_WRITTEN PROBLEM_:
Below is a block of records. Copy every line in it that contains the word "JSON".

_DATA TO USE_:
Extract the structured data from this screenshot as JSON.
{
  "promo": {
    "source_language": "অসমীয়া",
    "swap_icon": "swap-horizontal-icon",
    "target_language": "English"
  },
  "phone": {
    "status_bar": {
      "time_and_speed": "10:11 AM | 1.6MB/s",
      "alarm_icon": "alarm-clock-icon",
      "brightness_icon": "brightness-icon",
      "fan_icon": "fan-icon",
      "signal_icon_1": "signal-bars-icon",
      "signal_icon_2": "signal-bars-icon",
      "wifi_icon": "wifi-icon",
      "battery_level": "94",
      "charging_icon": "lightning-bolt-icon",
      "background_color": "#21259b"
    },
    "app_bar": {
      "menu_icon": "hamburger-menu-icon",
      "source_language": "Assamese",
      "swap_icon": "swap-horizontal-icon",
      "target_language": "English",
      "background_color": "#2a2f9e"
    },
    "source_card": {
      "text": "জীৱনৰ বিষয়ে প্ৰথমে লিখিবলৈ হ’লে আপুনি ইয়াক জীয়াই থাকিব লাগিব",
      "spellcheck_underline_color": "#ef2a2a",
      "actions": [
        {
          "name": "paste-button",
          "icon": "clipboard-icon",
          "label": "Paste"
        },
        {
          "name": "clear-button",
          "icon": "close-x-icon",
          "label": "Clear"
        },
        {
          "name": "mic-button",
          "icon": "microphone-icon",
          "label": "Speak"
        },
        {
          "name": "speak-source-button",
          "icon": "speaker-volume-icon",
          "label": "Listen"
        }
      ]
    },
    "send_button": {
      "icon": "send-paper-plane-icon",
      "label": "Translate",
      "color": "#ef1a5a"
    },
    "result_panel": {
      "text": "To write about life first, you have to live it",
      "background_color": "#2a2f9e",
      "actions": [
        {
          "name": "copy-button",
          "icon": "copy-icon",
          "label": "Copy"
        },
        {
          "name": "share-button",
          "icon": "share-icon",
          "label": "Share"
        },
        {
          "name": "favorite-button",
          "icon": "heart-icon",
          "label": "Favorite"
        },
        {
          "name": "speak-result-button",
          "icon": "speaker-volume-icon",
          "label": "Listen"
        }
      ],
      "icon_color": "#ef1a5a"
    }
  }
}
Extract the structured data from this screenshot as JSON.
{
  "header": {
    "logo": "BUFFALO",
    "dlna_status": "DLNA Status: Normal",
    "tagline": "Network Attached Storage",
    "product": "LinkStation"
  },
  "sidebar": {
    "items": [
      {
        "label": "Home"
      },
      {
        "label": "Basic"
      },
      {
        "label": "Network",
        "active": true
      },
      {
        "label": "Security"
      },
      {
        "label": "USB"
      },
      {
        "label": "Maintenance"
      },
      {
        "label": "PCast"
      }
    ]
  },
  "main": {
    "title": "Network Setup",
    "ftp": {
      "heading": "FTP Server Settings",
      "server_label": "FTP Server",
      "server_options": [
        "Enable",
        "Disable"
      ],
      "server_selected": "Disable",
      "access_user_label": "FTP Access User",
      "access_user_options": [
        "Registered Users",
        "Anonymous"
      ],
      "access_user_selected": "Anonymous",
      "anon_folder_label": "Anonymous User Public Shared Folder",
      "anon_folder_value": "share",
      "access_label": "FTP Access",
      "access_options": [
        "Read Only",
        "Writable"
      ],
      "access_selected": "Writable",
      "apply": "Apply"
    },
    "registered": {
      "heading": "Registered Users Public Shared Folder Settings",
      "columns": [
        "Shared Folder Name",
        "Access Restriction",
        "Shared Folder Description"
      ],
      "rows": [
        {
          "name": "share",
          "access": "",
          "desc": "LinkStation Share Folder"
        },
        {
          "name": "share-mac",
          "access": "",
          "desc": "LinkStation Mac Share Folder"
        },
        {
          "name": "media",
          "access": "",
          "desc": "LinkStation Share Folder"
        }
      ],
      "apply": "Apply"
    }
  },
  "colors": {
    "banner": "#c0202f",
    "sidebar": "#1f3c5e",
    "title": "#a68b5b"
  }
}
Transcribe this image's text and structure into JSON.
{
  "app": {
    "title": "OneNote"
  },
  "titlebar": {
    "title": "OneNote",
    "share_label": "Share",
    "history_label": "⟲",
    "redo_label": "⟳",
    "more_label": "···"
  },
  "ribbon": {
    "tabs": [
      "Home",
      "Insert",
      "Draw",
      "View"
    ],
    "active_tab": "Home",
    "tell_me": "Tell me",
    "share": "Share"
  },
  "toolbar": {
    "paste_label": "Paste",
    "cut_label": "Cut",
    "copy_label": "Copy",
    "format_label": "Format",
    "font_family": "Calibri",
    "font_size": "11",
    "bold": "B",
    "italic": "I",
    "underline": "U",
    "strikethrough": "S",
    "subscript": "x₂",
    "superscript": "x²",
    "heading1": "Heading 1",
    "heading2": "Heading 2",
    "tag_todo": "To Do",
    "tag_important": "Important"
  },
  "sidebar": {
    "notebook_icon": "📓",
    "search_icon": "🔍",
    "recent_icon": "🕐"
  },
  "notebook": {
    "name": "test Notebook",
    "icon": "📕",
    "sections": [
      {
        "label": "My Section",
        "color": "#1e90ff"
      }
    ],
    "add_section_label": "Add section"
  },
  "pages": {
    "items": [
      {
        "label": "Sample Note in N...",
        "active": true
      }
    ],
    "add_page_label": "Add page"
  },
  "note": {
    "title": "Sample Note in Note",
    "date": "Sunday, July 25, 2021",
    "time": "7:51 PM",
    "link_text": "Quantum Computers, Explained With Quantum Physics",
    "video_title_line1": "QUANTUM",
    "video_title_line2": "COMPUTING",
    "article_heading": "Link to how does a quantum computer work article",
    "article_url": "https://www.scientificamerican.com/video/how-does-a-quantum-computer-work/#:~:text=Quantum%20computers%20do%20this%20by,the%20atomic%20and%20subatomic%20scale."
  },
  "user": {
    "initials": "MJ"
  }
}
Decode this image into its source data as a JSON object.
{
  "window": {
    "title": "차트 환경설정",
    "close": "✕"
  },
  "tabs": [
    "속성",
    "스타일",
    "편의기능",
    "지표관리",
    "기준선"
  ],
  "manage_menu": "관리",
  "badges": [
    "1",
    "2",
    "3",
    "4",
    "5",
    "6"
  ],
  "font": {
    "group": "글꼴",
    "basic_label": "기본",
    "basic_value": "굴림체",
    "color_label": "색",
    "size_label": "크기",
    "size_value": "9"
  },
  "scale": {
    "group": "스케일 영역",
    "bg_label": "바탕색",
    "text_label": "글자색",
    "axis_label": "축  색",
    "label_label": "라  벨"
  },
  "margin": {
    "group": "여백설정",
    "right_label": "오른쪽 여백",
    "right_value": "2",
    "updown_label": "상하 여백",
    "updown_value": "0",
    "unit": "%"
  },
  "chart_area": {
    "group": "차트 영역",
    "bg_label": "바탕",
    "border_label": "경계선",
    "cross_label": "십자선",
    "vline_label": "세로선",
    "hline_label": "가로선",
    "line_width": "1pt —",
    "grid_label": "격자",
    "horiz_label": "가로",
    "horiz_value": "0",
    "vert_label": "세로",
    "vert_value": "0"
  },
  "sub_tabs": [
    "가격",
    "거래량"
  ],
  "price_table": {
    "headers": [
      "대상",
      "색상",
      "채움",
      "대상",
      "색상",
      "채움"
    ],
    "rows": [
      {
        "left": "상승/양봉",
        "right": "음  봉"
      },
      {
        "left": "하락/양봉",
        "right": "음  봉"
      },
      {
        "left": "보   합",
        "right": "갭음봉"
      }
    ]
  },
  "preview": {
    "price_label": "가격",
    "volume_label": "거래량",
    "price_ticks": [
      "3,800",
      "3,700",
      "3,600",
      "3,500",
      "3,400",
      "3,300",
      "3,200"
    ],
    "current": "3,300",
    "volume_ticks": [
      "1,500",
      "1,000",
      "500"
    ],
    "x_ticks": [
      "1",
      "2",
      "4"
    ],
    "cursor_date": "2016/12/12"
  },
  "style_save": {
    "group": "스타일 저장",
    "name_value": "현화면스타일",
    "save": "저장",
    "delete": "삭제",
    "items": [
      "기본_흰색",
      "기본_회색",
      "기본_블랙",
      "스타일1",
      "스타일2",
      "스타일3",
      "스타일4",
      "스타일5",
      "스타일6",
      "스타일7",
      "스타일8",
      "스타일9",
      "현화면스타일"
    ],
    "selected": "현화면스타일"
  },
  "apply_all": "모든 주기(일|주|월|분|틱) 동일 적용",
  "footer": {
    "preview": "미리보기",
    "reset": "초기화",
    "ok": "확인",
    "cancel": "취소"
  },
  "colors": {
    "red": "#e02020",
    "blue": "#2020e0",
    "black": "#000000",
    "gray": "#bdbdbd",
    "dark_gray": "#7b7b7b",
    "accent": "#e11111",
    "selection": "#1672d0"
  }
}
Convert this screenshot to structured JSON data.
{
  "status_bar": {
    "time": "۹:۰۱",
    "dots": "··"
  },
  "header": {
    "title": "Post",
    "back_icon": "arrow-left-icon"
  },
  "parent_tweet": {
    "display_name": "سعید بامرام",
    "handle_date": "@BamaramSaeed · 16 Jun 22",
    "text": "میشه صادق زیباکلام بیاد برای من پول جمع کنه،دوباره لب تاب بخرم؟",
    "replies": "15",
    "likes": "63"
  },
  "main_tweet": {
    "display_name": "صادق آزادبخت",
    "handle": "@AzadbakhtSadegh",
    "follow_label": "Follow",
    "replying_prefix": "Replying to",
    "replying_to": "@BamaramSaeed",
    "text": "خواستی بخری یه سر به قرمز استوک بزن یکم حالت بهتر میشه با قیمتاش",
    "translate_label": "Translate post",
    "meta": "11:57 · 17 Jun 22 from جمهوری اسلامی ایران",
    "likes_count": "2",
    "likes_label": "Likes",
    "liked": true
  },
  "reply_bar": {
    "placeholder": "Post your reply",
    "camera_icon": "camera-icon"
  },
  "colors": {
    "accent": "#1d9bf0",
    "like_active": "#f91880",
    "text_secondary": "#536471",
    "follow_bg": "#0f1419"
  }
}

_THE COMPLETED TASK_:
Extract the structured data from this screenshot as JSON.
Extract the structured data from this screenshot as JSON.
Transcribe this image's text and structure into JSON.
Decode this image into its source data as a JSON object.
Convert this screenshot to structured JSON data.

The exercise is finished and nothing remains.